**Objective**
Leave out the pictures and copy each record below exactly.

--------

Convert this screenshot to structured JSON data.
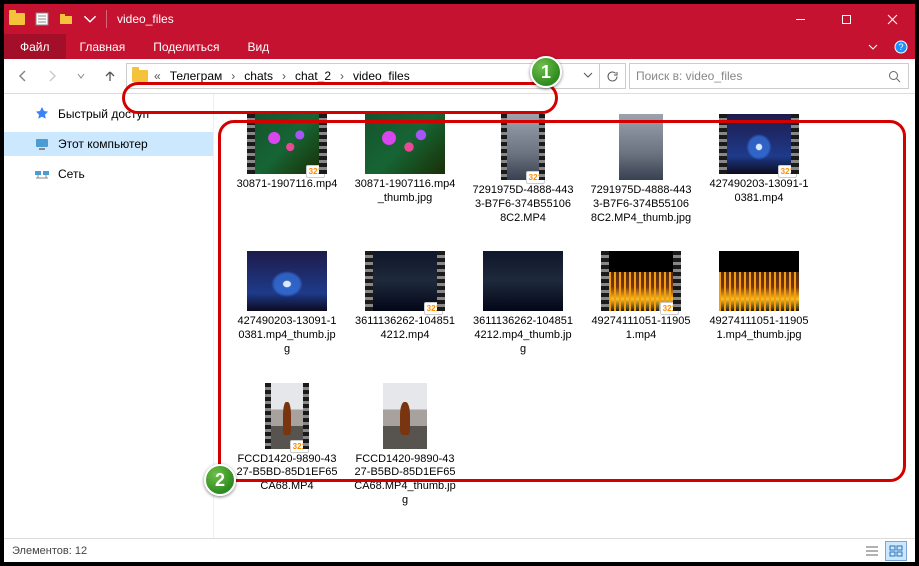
{
  "window": {
    "title": "video_files"
  },
  "menubar": {
    "file": "Файл",
    "tabs": [
      "Главная",
      "Поделиться",
      "Вид"
    ]
  },
  "breadcrumb": {
    "prefix": "«",
    "items": [
      "Телеграм",
      "chats",
      "chat_2",
      "video_files"
    ]
  },
  "search": {
    "placeholder": "Поиск в: video_files"
  },
  "nav": {
    "items": [
      {
        "label": "Быстрый доступ",
        "icon": "star"
      },
      {
        "label": "Этот компьютер",
        "icon": "pc",
        "selected": true
      },
      {
        "label": "Сеть",
        "icon": "net"
      }
    ]
  },
  "files": [
    {
      "name": "30871-1907116.mp4",
      "thumb": "flowers",
      "video": true,
      "portrait": false
    },
    {
      "name": "30871-1907116.mp4_thumb.jpg",
      "thumb": "flowers",
      "video": false,
      "portrait": false
    },
    {
      "name": "7291975D-4888-4433-B7F6-374B551068C2.MP4",
      "thumb": "fog",
      "video": true,
      "portrait": true
    },
    {
      "name": "7291975D-4888-4433-B7F6-374B551068C2.MP4_thumb.jpg",
      "thumb": "fog",
      "video": false,
      "portrait": true
    },
    {
      "name": "427490203-13091-10381.mp4",
      "thumb": "tree-night",
      "video": true,
      "portrait": false
    },
    {
      "name": "427490203-13091-10381.mp4_thumb.jpg",
      "thumb": "tree-night",
      "video": false,
      "portrait": false
    },
    {
      "name": "3611136262-1048514212.mp4",
      "thumb": "dark-forest",
      "video": true,
      "portrait": false
    },
    {
      "name": "3611136262-1048514212.mp4_thumb.jpg",
      "thumb": "dark-forest",
      "video": false,
      "portrait": false
    },
    {
      "name": "49274111051-119051.mp4",
      "thumb": "city-night",
      "video": true,
      "portrait": false
    },
    {
      "name": "49274111051-119051.mp4_thumb.jpg",
      "thumb": "city-night",
      "video": false,
      "portrait": false
    },
    {
      "name": "FCCD1420-9890-4327-B5BD-85D1EF65CA68.MP4",
      "thumb": "deer",
      "video": true,
      "portrait": true
    },
    {
      "name": "FCCD1420-9890-4327-B5BD-85D1EF65CA68.MP4_thumb.jpg",
      "thumb": "deer",
      "video": false,
      "portrait": true
    }
  ],
  "status": {
    "count_label": "Элементов:",
    "count": 12
  },
  "callouts": {
    "one": "1",
    "two": "2"
  }
}
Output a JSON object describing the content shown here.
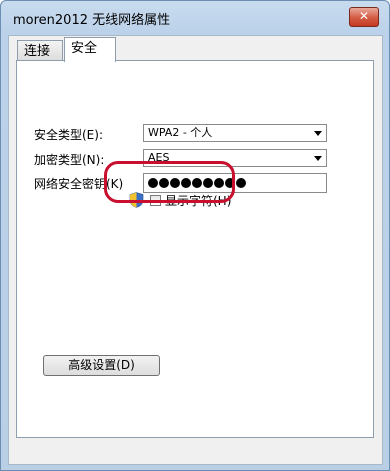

--------

**The result**
Convert this screenshot to structured JSON data.
{
  "window": {
    "title": "video_files"
  },
  "menubar": {
    "file": "Файл",
    "tabs": [
      "Главная",
      "Поделиться",
      "Вид"
    ]
  },
  "breadcrumb": {
    "prefix": "«",
    "items": [
      "Телеграм",
      "chats",
      "chat_2",
      "video_files"
    ]
  },
  "search": {
    "placeholder": "Поиск в: video_files"
  },
  "nav": {
    "items": [
      {
        "label": "Быстрый доступ",
        "icon": "star"
      },
      {
        "label": "Этот компьютер",
        "icon": "pc",
        "selected": true
      },
      {
        "label": "Сеть",
        "icon": "net"
      }
    ]
  },
  "files": [
    {
      "name": "30871-1907116.mp4",
      "thumb": "flowers",
      "video": true,
      "portrait": false
    },
    {
      "name": "30871-1907116.mp4_thumb.jpg",
      "thumb": "flowers",
      "video": false,
      "portrait": false
    },
    {
      "name": "7291975D-4888-4433-B7F6-374B551068C2.MP4",
      "thumb": "fog",
      "video": true,
      "portrait": true
    },
    {
      "name": "7291975D-4888-4433-B7F6-374B551068C2.MP4_thumb.jpg",
      "thumb": "fog",
      "video": false,
      "portrait": true
    },
    {
      "name": "427490203-13091-10381.mp4",
      "thumb": "tree-night",
      "video": true,
      "portrait": false
    },
    {
      "name": "427490203-13091-10381.mp4_thumb.jpg",
      "thumb": "tree-night",
      "video": false,
      "portrait": false
    },
    {
      "name": "3611136262-1048514212.mp4",
      "thumb": "dark-forest",
      "video": true,
      "portrait": false
    },
    {
      "name": "3611136262-1048514212.mp4_thumb.jpg",
      "thumb": "dark-forest",
      "video": false,
      "portrait": false
    },
    {
      "name": "49274111051-119051.mp4",
      "thumb": "city-night",
      "video": true,
      "portrait": false
    },
    {
      "name": "49274111051-119051.mp4_thumb.jpg",
      "thumb": "city-night",
      "video": false,
      "portrait": false
    },
    {
      "name": "FCCD1420-9890-4327-B5BD-85D1EF65CA68.MP4",
      "thumb": "deer",
      "video": true,
      "portrait": true
    },
    {
      "name": "FCCD1420-9890-4327-B5BD-85D1EF65CA68.MP4_thumb.jpg",
      "thumb": "deer",
      "video": false,
      "portrait": true
    }
  ],
  "status": {
    "count_label": "Элементов:",
    "count": 12
  },
  "callouts": {
    "one": "1",
    "two": "2"
  }
}
Output a JSON object describing the content shown here.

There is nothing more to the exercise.